Exercise instructions:
From the entries below, list each line with "text".

(Dataset records)
——
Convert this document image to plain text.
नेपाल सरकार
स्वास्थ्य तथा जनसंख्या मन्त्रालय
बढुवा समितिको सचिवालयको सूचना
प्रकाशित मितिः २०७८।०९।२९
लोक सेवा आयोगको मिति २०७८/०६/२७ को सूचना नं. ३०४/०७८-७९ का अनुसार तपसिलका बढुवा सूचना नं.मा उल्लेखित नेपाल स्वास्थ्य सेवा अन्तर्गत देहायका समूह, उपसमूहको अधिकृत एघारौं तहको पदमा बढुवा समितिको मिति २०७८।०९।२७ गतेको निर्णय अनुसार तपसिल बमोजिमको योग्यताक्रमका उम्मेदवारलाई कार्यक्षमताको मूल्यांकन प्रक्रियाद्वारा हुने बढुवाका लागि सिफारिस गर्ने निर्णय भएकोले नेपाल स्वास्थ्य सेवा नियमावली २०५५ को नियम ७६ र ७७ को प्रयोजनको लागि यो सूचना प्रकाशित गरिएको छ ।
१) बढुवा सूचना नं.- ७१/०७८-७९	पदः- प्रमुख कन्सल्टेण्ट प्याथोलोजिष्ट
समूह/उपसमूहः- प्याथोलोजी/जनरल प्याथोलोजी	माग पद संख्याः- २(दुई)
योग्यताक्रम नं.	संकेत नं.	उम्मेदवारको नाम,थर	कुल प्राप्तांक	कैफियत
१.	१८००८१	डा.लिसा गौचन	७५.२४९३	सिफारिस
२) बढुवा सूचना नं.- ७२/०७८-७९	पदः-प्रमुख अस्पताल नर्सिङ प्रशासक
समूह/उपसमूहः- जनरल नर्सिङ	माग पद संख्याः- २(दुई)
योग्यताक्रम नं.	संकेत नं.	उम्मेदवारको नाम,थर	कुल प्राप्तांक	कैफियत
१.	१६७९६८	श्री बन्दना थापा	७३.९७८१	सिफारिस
——
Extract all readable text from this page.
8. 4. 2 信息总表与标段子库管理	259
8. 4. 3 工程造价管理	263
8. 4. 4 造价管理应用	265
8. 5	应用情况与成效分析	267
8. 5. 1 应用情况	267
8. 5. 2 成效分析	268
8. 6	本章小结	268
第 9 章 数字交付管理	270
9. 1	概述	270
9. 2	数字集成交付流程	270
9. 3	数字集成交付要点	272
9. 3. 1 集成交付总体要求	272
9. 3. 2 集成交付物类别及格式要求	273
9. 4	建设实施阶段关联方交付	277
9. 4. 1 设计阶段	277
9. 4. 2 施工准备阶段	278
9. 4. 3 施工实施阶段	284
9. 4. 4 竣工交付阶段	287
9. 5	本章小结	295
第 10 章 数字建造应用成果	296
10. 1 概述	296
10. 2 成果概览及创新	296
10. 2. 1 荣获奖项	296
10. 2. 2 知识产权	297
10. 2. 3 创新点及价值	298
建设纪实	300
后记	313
——
Answer for this exercise:
Convert this document image to plain text.
Extract all readable text from this page.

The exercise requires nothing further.